• Challenge: Using the data below, gather each line that includes the word "values".

#### Available records ####

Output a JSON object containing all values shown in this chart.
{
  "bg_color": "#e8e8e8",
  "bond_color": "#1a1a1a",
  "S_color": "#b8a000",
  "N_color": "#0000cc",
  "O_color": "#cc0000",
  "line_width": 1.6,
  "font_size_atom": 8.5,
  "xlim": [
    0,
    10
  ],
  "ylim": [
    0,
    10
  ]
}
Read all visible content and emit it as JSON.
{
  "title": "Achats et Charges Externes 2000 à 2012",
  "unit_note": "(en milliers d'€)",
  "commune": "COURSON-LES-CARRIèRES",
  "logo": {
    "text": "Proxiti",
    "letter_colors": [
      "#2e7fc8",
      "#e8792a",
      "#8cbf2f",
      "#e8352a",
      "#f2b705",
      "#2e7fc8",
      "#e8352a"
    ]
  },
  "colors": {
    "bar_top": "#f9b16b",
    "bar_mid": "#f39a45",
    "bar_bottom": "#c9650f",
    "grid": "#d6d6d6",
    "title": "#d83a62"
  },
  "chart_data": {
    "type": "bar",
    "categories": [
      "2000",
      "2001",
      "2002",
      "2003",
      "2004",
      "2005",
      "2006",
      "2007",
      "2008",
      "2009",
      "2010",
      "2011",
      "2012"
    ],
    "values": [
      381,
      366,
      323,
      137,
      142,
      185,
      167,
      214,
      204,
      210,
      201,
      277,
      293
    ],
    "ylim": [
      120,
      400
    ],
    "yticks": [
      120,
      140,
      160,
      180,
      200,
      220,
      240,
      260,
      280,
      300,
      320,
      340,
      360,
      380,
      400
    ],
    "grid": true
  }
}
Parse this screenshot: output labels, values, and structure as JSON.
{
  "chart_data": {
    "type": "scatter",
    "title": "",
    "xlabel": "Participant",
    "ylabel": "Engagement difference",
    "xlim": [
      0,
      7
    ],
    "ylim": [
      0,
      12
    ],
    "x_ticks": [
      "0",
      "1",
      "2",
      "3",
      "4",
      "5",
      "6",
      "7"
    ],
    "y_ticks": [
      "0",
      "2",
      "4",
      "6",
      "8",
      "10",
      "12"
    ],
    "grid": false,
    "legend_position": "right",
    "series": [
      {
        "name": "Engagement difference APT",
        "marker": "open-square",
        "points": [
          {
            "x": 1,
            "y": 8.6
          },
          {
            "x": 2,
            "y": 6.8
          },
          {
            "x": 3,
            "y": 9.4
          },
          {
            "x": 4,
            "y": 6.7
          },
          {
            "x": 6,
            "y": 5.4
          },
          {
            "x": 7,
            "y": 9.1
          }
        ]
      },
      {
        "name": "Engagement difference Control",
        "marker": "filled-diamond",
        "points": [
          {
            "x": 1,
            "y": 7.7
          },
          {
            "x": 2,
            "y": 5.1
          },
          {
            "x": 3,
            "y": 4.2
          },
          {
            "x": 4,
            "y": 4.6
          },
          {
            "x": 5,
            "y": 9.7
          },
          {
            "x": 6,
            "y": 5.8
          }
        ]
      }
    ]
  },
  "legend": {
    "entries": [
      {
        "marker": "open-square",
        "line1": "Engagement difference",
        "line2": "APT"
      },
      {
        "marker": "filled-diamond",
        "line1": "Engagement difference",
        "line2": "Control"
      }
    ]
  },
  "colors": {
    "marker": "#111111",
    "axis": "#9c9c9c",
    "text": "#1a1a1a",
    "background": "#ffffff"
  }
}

####

• Completed task:
Output a JSON object containing all values shown in this chart.
    "values": [
Parse this screenshot: output labels, values, and structure as JSON.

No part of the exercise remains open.